═══ STORED ROWS ═══
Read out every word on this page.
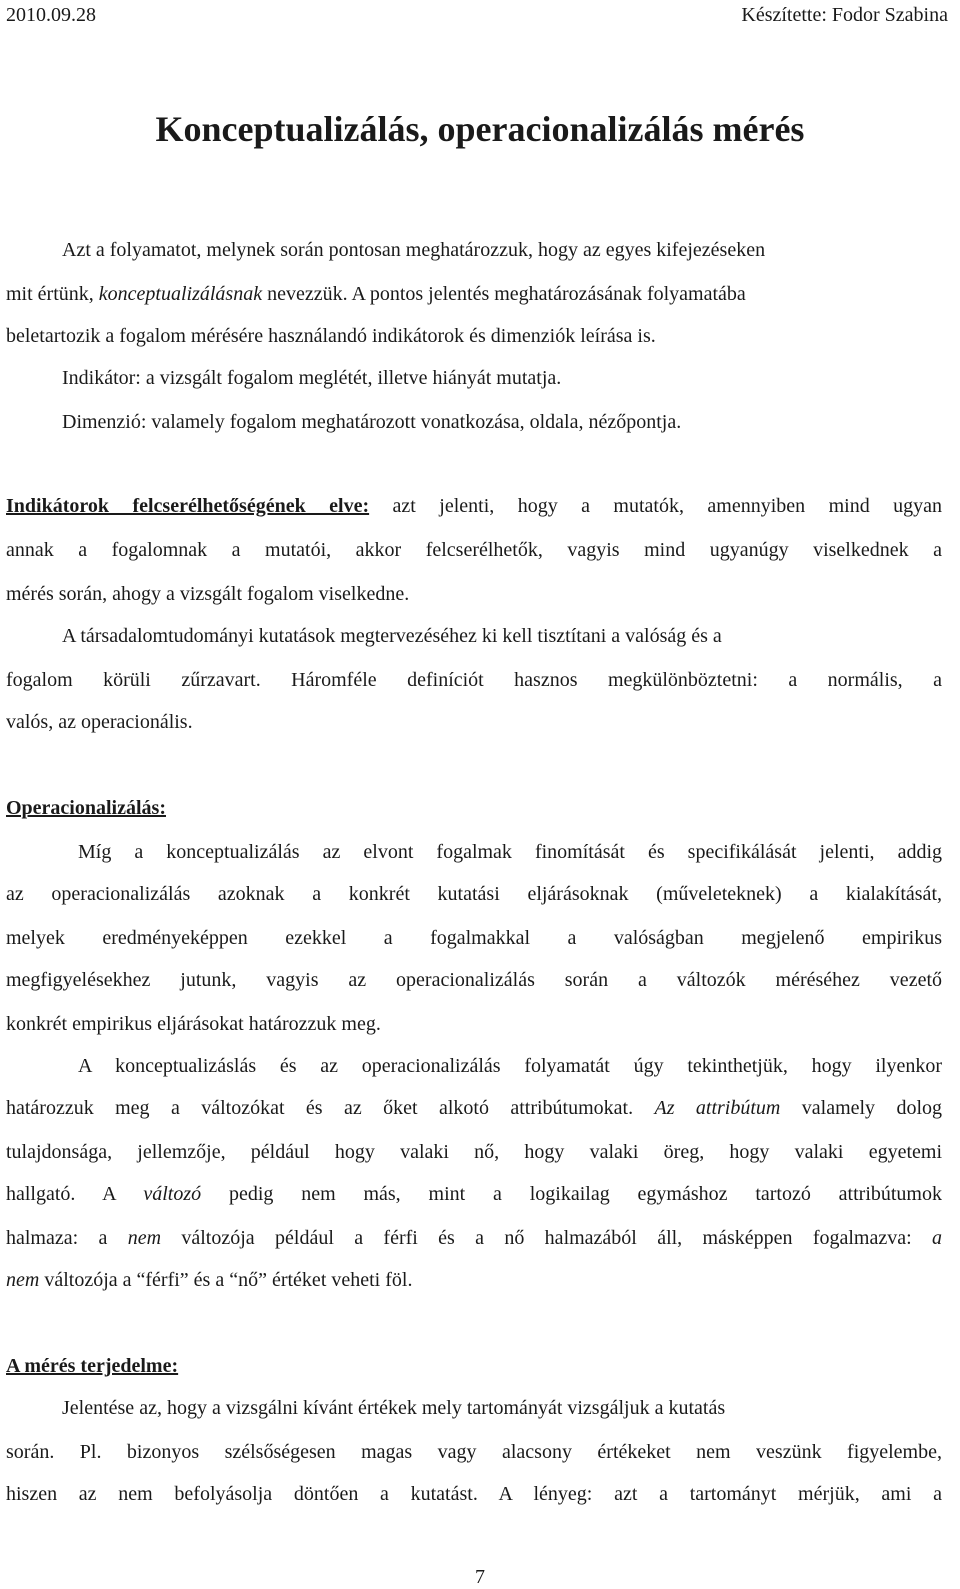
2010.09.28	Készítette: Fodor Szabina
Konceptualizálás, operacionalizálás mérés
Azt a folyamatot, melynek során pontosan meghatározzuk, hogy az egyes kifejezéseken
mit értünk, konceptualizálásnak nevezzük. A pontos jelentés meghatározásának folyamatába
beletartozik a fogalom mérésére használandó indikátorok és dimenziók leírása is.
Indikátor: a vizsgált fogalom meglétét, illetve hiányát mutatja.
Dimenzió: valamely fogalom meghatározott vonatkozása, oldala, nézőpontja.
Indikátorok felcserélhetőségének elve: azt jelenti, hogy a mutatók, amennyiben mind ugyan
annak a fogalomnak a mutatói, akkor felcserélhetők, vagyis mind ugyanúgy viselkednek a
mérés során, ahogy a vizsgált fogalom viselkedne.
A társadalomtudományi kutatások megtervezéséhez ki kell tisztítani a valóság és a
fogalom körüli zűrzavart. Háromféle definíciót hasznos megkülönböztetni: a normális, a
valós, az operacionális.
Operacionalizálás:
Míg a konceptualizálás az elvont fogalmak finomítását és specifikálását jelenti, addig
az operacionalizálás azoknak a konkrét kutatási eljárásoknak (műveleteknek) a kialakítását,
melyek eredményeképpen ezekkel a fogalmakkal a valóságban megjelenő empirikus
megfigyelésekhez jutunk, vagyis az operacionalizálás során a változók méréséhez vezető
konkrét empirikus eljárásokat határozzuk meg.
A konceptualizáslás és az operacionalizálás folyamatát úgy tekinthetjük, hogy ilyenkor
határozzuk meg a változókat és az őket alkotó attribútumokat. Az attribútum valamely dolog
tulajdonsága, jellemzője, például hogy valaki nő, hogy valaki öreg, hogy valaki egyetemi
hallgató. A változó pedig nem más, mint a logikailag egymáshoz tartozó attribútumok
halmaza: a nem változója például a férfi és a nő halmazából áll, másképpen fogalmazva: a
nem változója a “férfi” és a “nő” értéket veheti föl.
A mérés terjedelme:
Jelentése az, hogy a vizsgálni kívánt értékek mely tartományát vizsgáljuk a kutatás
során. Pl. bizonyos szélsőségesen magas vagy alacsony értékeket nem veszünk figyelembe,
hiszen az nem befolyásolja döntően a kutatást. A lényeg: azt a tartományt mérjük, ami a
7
═══
# [SHORT EXERCISE]
Using the material above, copy every line in which the string "mind" occurs.

# [WRITTEN REPLY]
Indikátorok felcserélhetőségének elve: azt jelenti, hogy a mutatók, amennyiben mind ugyan
annak a fogalomnak a mutatói, akkor felcserélhetők, vagyis mind ugyanúgy viselkednek a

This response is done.